▶ [QUOTED TEXT]

Palaeomagnetism
I've previously written a post on magnetism. It’s fun stuff to play with in junior science class, but is it really any use?
Well, yes, of course it is!!! Ever heard of maglev trains? Or the Aurora Borealis? Or the Aurora Australis? Admittedly, the northern lights are more well-known than their southern counterpart... Anyway, here is just one way magnetism is used, that you may not have thought of...
The Earth’s outer core is molten iron (with some nickel and sulfur for good measure). It is also spinning around the inner core. This generates a magnetic field, and the Earth essentially behaves as a very large magnet with invisible lines of force that extend from one magnetic pole to the other. A compass needle aligns itself with these lines of force and points toward the magnetic poles.
When igneous rocks (magma that has come out of a volcano - when it does that we call it lava - and cooled down so that it hardens into solid rock) containing magnetic minerals crystallise, the crystals align themselves with the Earth’s magnetic field. The magnetic field of the rock then points toward the magnetic pole that existed when the rock formed. If the rock is moved, its magnetic field will act as a fossil compass.

▶ [REQUIRED WORK]
a) In the palaeomagnetism post, reproduce the part that opens with the words containing "When igneous rocks" and closes with "a fossil compass.".
b) According to the palaeomagnetism post, what is the Earth's outer core made of?
c) Pick up the palaeomagnetism post after its final sentence and keep writing it.

▶ [DATA SHOWN]

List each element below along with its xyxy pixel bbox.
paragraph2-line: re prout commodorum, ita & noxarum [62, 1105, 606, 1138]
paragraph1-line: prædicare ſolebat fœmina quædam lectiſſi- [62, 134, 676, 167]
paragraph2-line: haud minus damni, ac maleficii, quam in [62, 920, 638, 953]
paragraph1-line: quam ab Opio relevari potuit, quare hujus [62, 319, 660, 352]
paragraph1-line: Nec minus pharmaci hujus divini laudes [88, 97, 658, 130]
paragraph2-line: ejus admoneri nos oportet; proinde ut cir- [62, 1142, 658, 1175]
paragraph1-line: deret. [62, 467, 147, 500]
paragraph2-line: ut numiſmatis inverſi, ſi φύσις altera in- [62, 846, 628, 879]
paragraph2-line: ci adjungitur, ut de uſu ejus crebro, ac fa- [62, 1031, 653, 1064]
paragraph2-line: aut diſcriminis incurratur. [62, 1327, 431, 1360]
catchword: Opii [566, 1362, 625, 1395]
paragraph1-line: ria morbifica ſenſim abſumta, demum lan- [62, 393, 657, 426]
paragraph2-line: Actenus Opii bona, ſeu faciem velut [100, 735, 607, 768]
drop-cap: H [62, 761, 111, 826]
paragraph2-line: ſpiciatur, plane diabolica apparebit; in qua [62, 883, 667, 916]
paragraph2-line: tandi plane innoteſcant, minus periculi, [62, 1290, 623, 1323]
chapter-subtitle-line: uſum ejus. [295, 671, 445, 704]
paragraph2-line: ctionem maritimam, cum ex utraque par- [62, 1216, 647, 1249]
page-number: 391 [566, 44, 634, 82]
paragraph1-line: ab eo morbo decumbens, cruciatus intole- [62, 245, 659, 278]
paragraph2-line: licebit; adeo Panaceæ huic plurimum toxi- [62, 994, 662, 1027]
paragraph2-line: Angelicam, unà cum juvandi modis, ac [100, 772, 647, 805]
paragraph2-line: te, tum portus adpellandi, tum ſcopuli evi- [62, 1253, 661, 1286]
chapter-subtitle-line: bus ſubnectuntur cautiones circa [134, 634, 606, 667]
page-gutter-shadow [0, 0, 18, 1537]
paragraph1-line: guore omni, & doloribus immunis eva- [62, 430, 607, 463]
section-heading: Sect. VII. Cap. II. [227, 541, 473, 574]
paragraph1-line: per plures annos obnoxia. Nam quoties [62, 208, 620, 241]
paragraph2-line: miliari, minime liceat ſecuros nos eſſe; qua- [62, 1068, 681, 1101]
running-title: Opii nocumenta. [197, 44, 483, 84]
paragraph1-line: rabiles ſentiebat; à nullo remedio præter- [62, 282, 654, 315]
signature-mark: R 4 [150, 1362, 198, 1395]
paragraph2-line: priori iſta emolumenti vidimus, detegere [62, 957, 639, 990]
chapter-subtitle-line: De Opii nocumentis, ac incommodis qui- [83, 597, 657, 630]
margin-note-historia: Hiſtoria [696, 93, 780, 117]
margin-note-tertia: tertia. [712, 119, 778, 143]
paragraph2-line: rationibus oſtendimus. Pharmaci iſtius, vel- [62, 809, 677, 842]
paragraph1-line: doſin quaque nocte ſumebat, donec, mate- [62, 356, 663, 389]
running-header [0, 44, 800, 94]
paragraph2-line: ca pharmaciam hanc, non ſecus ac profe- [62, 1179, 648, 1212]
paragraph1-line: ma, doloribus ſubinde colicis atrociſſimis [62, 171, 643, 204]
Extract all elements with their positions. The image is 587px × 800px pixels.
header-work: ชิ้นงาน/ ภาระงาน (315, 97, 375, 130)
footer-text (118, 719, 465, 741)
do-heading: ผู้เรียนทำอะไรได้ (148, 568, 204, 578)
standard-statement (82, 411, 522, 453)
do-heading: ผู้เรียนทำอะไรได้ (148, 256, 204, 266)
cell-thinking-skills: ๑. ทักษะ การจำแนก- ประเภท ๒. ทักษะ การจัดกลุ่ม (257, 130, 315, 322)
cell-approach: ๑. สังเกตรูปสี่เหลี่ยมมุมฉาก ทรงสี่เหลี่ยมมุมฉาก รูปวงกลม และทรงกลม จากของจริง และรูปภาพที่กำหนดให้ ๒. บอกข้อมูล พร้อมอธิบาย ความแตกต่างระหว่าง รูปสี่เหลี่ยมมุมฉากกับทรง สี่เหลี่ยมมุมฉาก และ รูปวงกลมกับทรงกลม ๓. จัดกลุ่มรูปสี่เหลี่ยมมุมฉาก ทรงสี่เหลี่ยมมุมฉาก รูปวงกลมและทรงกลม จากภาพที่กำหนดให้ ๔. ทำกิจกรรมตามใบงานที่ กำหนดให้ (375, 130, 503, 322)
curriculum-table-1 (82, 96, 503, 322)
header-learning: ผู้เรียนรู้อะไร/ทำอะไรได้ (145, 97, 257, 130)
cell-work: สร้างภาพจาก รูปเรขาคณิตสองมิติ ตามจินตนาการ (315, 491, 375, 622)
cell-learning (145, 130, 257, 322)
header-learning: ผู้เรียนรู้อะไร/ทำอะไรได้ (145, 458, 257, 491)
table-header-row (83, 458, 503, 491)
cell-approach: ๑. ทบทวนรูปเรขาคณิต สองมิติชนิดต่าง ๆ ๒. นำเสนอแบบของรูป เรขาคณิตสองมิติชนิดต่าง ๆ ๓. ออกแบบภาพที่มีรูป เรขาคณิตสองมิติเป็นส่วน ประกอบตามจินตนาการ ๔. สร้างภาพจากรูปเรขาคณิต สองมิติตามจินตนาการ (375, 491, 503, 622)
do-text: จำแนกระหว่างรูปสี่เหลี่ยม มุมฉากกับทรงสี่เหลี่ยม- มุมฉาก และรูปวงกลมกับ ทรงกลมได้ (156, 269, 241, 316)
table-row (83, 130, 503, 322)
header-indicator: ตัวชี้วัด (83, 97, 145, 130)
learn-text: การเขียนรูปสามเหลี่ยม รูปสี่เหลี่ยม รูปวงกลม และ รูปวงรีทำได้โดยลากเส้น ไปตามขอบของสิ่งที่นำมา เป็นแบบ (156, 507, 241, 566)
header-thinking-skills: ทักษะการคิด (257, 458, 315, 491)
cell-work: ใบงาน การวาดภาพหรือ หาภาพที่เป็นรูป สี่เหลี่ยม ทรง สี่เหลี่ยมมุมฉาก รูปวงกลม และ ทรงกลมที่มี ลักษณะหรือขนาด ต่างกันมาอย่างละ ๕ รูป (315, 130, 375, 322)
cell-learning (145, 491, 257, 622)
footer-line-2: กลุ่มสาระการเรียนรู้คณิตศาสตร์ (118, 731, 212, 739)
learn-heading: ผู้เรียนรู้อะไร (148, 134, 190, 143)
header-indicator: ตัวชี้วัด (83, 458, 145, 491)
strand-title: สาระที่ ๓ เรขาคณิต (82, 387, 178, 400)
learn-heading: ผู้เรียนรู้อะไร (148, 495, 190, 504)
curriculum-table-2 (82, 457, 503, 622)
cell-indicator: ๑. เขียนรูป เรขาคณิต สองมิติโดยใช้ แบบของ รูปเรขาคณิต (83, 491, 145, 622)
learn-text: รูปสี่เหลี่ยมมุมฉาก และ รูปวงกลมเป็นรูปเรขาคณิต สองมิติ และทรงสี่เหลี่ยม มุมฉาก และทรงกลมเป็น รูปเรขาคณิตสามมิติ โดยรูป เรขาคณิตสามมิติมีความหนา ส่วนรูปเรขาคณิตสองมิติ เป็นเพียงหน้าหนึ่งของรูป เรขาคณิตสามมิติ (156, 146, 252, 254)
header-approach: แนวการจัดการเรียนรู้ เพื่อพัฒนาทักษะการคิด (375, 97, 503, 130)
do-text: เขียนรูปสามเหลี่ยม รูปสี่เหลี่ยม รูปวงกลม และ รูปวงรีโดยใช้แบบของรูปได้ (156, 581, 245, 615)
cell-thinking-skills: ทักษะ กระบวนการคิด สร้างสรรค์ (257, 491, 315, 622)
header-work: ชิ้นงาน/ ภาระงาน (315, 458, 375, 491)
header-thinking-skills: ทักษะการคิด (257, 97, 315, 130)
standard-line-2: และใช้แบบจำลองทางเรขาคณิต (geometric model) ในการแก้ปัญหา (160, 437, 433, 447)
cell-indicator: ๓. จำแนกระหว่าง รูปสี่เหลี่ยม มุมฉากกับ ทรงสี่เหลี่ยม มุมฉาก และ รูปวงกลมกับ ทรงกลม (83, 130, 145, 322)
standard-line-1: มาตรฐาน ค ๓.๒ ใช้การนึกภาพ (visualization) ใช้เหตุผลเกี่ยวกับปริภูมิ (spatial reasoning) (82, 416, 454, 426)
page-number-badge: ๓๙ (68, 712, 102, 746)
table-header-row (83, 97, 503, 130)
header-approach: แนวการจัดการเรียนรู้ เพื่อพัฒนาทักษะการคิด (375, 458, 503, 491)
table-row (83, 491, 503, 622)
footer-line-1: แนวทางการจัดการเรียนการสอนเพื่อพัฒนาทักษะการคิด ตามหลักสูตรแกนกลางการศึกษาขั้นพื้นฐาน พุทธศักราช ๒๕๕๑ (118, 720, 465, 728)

▶ [OUTPUTS BY TASK]
a)
When igneous rocks (magma that has come out of a volcano - when it does that we call it lava - and cooled down so that it hardens into solid rock) containing magnetic minerals crystallise, the crystals align themselves with the Earth’s magnetic field. The magnetic field of the rock then points toward the magnetic pole that existed when the rock formed. If the rock is moved, its magnetic field will act as a fossil compass.

b) Molten iron, with some nickel and sulfur.

c)
Magnetised minerals can also be used to determine the latitude of their origin. The Earth’s magnetic field is curved, and the inclination of the magnetic grains gives an estimate of the palaeolatitude (i.e. the latitude at which the rock was formed).
Equator: horizontal
Mid-latitude: high angle
Pole: straight up
That’s all well and good, but why do we care where rocks were first formed? Well, this is using palaeomagnetism, which is just one piece of evidence that shows how the continents have moved with time, i.e. continental drift.
And it uses magnetism :)